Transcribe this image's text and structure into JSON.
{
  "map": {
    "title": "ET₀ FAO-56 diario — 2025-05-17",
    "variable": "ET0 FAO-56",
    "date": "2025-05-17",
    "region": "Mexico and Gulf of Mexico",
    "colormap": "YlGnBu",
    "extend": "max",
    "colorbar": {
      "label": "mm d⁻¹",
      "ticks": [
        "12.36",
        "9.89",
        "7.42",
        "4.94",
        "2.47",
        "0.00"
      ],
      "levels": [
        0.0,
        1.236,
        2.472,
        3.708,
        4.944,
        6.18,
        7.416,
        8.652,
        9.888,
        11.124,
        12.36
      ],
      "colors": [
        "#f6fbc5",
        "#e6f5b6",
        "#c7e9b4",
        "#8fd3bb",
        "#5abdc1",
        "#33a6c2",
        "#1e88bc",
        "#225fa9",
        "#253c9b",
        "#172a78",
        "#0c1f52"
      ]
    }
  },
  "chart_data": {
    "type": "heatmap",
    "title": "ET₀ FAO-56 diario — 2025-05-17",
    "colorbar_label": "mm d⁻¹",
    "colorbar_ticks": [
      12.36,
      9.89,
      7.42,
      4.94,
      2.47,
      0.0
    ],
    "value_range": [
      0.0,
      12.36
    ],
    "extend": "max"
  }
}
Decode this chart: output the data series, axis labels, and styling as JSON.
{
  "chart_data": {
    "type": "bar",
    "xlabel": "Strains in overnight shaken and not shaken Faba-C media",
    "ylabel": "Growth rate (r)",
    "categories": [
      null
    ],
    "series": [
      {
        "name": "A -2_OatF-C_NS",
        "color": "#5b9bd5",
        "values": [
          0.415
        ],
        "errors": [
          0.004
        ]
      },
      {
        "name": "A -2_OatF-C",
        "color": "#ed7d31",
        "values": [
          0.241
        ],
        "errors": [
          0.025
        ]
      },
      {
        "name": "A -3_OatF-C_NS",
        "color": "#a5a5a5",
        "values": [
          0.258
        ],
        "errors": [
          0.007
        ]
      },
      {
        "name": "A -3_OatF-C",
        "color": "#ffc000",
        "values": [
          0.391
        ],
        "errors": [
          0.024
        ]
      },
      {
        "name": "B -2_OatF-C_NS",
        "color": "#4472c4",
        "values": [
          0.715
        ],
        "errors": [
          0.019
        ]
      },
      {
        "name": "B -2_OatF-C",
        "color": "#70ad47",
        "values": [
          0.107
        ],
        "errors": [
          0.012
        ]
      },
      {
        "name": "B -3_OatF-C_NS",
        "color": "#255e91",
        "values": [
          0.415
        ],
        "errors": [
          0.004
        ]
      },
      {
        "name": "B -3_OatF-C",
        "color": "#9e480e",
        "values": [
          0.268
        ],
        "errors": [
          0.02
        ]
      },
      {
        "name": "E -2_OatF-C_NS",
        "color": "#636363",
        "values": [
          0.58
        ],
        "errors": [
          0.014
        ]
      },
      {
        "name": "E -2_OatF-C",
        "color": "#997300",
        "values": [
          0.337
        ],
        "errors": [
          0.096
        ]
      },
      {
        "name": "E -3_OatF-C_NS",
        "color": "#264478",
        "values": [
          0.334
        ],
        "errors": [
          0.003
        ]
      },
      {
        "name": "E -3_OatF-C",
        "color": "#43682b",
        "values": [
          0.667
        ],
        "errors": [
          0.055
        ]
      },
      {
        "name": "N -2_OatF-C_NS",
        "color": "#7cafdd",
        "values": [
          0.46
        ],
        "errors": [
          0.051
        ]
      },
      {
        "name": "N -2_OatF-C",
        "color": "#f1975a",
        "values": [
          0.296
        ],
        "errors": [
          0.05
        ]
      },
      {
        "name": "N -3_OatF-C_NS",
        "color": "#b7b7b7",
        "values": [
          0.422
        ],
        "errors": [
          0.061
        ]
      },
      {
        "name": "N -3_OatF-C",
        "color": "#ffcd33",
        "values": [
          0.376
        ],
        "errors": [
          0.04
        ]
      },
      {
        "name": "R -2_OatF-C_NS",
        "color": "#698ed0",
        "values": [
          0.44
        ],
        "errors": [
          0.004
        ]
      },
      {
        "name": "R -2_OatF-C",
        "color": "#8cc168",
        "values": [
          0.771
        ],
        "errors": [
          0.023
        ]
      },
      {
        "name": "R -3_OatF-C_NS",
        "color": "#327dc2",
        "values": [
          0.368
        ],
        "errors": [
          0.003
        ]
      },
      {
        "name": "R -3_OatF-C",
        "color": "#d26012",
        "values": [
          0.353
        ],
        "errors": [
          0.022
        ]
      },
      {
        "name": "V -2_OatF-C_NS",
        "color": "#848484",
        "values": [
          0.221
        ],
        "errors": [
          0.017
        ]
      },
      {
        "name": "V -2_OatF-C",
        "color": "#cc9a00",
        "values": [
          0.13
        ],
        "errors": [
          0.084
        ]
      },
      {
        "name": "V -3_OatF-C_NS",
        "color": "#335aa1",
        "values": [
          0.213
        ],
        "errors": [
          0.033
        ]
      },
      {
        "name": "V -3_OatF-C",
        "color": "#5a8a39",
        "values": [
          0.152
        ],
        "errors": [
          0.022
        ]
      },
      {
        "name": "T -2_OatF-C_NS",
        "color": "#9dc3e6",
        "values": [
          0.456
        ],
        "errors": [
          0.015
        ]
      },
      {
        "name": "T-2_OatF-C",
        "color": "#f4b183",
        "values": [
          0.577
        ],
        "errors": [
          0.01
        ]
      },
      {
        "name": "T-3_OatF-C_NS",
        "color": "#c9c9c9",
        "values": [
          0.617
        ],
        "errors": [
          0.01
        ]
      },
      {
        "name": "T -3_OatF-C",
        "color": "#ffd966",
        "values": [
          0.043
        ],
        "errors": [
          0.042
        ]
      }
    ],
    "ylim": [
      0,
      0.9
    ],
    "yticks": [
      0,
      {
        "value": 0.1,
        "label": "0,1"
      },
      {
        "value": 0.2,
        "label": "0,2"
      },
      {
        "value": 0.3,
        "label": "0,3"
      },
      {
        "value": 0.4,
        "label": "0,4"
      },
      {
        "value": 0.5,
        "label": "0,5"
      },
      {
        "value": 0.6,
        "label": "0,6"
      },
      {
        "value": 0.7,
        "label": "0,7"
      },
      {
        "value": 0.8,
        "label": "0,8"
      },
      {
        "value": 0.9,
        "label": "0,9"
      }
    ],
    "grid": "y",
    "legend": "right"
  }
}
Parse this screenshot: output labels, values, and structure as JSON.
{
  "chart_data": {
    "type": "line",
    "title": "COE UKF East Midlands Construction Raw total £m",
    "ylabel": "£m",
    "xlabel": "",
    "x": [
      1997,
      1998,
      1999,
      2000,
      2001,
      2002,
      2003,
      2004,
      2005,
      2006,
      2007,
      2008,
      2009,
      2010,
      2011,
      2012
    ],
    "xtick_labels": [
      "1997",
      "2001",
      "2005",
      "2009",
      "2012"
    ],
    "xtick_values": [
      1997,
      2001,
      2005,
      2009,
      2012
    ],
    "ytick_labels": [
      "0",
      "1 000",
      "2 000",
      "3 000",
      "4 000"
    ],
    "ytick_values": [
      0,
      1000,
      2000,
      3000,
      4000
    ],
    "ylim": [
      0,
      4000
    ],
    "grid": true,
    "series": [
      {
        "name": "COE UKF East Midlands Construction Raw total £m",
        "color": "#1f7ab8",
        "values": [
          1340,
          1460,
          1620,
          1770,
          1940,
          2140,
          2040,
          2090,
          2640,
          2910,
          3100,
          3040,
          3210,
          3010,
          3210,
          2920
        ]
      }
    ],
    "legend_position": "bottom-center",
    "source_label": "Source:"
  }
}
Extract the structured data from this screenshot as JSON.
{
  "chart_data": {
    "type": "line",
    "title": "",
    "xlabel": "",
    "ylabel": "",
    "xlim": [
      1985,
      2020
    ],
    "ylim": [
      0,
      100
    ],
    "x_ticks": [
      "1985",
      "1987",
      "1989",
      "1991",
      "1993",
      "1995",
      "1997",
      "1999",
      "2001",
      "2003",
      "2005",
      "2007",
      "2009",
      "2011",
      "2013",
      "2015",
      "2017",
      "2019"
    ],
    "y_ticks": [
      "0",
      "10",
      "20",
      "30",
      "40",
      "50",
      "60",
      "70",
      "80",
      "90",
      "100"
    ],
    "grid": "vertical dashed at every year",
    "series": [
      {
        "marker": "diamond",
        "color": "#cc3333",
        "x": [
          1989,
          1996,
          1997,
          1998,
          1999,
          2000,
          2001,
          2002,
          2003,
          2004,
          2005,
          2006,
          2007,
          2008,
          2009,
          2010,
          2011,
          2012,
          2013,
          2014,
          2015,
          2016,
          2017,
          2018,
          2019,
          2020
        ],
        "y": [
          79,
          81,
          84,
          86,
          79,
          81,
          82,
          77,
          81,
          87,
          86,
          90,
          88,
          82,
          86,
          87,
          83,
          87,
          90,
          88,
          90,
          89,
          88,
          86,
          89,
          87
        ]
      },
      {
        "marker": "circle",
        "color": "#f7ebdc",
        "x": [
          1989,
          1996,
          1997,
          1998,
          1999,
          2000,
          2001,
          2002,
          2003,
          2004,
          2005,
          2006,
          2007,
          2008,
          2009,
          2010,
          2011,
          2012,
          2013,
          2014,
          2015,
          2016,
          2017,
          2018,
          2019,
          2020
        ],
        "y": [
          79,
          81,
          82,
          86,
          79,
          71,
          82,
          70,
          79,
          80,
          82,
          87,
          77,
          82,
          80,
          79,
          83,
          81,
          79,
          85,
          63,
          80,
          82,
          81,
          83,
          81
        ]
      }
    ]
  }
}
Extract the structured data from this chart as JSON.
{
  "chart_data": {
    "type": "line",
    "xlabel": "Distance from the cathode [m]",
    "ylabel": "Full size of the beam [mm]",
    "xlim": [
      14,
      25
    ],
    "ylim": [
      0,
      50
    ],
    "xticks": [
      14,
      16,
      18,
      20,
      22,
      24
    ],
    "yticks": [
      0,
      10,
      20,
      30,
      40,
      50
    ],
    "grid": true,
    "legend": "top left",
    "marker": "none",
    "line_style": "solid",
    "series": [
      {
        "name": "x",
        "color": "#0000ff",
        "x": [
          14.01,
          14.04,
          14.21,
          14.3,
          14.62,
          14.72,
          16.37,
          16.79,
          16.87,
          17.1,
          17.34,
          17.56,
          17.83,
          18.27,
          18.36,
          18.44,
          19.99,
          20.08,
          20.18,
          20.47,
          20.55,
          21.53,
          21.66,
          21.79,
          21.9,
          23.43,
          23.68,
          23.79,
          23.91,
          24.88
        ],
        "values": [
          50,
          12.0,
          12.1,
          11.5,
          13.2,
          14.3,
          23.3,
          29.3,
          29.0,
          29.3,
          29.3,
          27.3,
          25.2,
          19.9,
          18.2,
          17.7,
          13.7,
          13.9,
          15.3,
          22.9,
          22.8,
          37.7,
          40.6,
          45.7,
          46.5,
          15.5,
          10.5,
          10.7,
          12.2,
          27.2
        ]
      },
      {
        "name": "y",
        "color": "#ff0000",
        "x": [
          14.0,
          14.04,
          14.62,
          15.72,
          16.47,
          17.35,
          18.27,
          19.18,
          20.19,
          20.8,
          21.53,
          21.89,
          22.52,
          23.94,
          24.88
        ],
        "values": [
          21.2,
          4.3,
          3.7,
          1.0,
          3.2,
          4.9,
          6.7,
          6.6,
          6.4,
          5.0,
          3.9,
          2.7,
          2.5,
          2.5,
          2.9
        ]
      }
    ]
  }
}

WRITTEN INSTRUCTION: Scan the material line by line and report each one that contains "JSON".

ANSWER TO THIS TASK:
Transcribe this image's text and structure into JSON.
Decode this chart: output the data series, axis labels, and styling as JSON.
Parse this screenshot: output labels, values, and structure as JSON.
Extract the structured data from this screenshot as JSON.
Extract the structured data from this chart as JSON.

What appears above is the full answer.